Only lines holding the string "감정인의" are wanted; copy each one from the material.

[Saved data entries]
^^^^^^^^^^^^^^^^

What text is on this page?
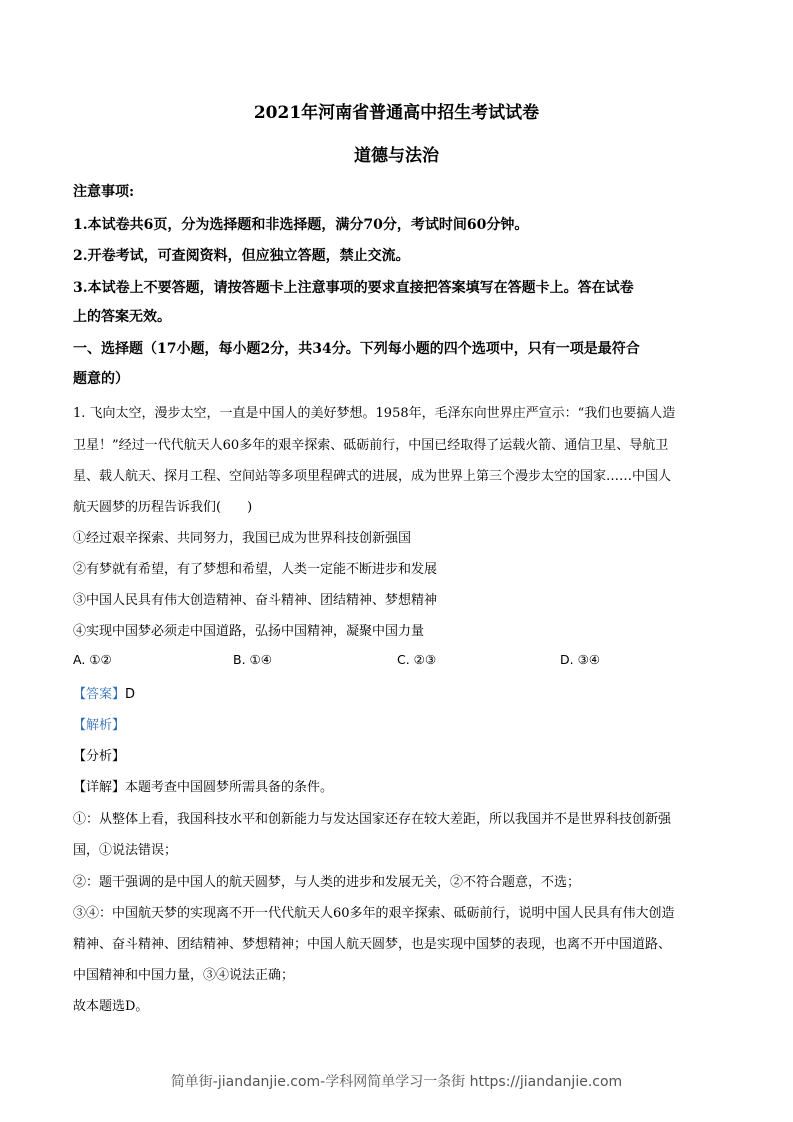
2021年河南省普通高中招生考试试卷
道德与法治
注意事项:
1.本试卷共6页，分为选择题和非选择题，满分70分，考试时间60分钟。
2.开卷考试，可查阅资料，但应独立答题，禁止交流。
3.本试卷上不要答题，请按答题卡上注意事项的要求直接把答案填写在答题卡上。答在试卷
上的答案无效。
一、选择题（17小题，每小题2分，共34分。下列每小题的四个选项中，只有一项是最符合
题意的）
1. 飞向太空，漫步太空，一直是中国人的美好梦想。1958年，毛泽东向世界庄严宣示：“我们也要搞人造
卫星！”经过一代代航天人60多年的艰辛探索、砥砺前行，中国已经取得了运载火箭、通信卫星、导航卫
星、载人航天、探月工程、空间站等多项里程碑式的进展，成为世界上第三个漫步太空的国家……中国人
航天圆梦的历程告诉我们(　　)
①经过艰辛探索、共同努力，我国已成为世界科技创新强国
②有梦就有希望，有了梦想和希望，人类一定能不断进步和发展
③中国人民具有伟大创造精神、奋斗精神、团结精神、梦想精神
④实现中国梦必须走中国道路，弘扬中国精神，凝聚中国力量
A. ①②	B. ①④	C. ②③	D. ③④
【答案】D
【解析】
【分析】
【详解】本题考查中国圆梦所需具备的条件。
①：从整体上看，我国科技水平和创新能力与发达国家还存在较大差距，所以我国并不是世界科技创新强
国，①说法错误；
②：题干强调的是中国人的航天圆梦，与人类的进步和发展无关，②不符合题意，不选；
③④：中国航天梦的实现离不开一代代航天人60多年的艰辛探索、砥砺前行，说明中国人民具有伟大创造
精神、奋斗精神、团结精神、梦想精神；中国人航天圆梦，也是实现中国梦的表现，也离不开中国道路、
中国精神和中国力量，③④说法正确；
故本题选D。
简单街-jiandanjie.com-学科网简单学习一条街 https://jiandanjie.com
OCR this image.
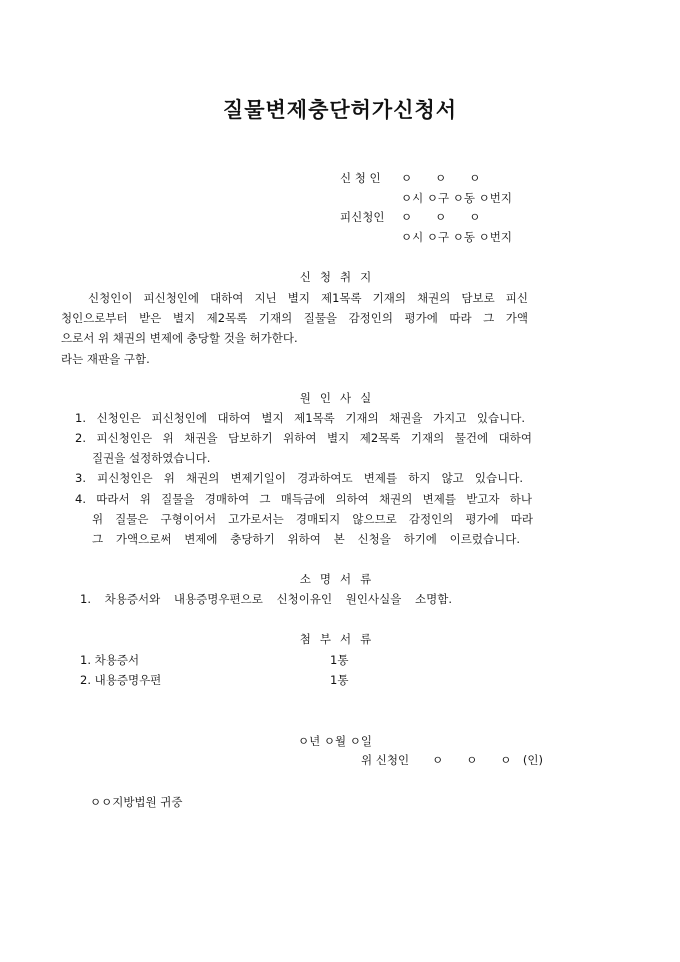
질물변제충단허가신청서
신 청 인 ㅇ　　ㅇ　　ㅇ
ㅇ시 ㅇ구 ㅇ동 ㅇ번지
피신청인 ㅇ　　ㅇ　　ㅇ
ㅇ시 ㅇ구 ㅇ동 ㅇ번지
신청취지
신청인이 피신청인에 대하여 지닌 별지 제1목록 기재의 채권의 담보로 피신
청인으로부터 받은 별지 제2목록 기재의 질물을 감정인의 평가에 따라 그 가액
으로서 위 채권의 변제에 충당할 것을 허가한다.
라는 재판을 구함.
원인사실
1. 신청인은 피신청인에 대하여 별지 제1목록 기재의 채권을 가지고 있습니다.
2. 피신청인은 위 채권을 담보하기 위하여 별지 제2목록 기재의 물건에 대하여
질권을 설정하였습니다.
3. 피신청인은 위 채권의 변제기일이 경과하여도 변제를 하지 않고 있습니다.
4. 따라서 위 질물을 경매하여 그 매득금에 의하여 채권의 변제를 받고자 하나
위 질물은 구형이어서 고가로서는 경매되지 않으므로 감정인의 평가에 따라
그 가액으로써 변제에 충당하기 위하여 본 신청을 하기에 이르렀습니다.
소명서류
1. 차용증서와 내용증명우편으로 신청이유인 원인사실을 소명함.
첨부서류
1. 차용증서	1통
2. 내용증명우편	1통
ㅇ년 ㅇ월 ㅇ일
위 신청인　　ㅇ　　ㅇ　　ㅇ　(인)
ㅇㅇ지방법원 귀중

^^^^^^^^^^^^^^^^

ANSWER FOR THIS EXERCISE:
청인으로부터 받은 별지 제2목록 기재의 질물을 감정인의 평가에 따라 그 가액
위 질물은 구형이어서 고가로서는 경매되지 않으므로 감정인의 평가에 따라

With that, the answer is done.